Extracted information:
+++

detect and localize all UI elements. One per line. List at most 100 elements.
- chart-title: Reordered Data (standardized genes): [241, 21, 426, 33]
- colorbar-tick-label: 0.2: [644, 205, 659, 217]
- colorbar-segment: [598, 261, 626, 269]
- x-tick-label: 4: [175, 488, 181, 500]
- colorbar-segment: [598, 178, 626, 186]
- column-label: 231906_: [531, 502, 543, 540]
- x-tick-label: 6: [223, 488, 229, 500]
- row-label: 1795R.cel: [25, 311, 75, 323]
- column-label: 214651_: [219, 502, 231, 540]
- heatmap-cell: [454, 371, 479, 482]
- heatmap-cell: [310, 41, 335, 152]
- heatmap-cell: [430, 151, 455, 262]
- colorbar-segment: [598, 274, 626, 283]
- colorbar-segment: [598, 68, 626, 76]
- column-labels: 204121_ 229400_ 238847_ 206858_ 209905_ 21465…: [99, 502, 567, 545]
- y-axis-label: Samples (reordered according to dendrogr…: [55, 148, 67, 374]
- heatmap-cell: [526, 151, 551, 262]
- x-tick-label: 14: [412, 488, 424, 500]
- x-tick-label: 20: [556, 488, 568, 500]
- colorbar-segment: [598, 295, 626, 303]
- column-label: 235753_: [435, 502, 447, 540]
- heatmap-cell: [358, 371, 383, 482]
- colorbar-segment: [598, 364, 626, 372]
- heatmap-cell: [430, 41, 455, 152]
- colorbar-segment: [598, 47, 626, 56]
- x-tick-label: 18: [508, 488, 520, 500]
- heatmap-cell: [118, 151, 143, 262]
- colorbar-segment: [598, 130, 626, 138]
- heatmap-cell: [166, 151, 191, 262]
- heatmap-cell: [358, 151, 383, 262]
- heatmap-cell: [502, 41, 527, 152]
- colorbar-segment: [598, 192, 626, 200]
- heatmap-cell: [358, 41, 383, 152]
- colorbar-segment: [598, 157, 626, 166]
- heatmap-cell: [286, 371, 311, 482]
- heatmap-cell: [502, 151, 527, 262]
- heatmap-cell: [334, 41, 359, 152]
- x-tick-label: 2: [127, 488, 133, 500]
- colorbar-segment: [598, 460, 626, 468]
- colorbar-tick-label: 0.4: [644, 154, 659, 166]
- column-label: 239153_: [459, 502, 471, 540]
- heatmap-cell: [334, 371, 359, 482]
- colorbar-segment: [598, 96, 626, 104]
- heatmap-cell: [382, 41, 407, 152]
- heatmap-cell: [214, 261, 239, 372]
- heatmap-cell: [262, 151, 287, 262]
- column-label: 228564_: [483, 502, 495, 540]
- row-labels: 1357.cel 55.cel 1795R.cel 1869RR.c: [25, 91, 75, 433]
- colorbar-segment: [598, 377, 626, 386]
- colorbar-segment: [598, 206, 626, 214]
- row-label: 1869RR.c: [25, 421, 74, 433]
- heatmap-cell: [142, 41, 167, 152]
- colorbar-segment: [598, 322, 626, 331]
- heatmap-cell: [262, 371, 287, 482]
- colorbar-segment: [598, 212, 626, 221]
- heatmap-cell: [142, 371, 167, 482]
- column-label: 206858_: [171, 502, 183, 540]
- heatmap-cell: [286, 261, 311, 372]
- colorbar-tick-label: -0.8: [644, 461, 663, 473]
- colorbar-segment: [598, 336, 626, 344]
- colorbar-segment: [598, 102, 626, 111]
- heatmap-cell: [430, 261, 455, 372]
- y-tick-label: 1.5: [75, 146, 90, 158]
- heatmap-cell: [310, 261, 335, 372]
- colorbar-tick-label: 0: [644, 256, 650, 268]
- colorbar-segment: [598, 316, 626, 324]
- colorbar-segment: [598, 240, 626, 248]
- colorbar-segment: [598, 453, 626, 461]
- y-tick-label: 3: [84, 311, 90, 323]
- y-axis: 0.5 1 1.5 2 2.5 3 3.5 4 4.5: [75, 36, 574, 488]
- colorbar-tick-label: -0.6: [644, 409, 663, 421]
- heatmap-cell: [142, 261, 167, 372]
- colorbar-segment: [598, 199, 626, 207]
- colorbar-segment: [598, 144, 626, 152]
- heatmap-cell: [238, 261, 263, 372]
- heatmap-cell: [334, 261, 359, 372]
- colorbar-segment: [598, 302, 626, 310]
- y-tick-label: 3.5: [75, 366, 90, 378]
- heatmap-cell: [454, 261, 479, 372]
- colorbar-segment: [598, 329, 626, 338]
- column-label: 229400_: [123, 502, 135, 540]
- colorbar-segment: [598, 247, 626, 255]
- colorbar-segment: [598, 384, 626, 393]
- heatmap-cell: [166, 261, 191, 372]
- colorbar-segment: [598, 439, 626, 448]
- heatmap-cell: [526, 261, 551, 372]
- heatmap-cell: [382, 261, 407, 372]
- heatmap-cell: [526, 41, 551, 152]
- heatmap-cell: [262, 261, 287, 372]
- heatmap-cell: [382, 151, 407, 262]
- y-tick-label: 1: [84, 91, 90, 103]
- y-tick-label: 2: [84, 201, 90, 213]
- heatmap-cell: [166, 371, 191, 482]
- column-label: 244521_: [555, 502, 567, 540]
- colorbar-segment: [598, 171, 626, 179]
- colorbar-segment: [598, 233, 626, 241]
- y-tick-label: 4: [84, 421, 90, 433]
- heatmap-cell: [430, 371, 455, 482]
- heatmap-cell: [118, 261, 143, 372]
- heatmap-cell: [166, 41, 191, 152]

+++

Exercise details: Whenever the string "column" turns up in a line of the data, copy that line.

Response to the task:
- column-label: 231906_: [531, 502, 543, 540]
- column-label: 214651_: [219, 502, 231, 540]
- column-labels: 204121_ 229400_ 238847_ 206858_ 209905_ 21465…: [99, 502, 567, 545]
- column-label: 235753_: [435, 502, 447, 540]
- column-label: 239153_: [459, 502, 471, 540]
- column-label: 228564_: [483, 502, 495, 540]
- column-label: 206858_: [171, 502, 183, 540]
- column-label: 229400_: [123, 502, 135, 540]
- column-label: 244521_: [555, 502, 567, 540]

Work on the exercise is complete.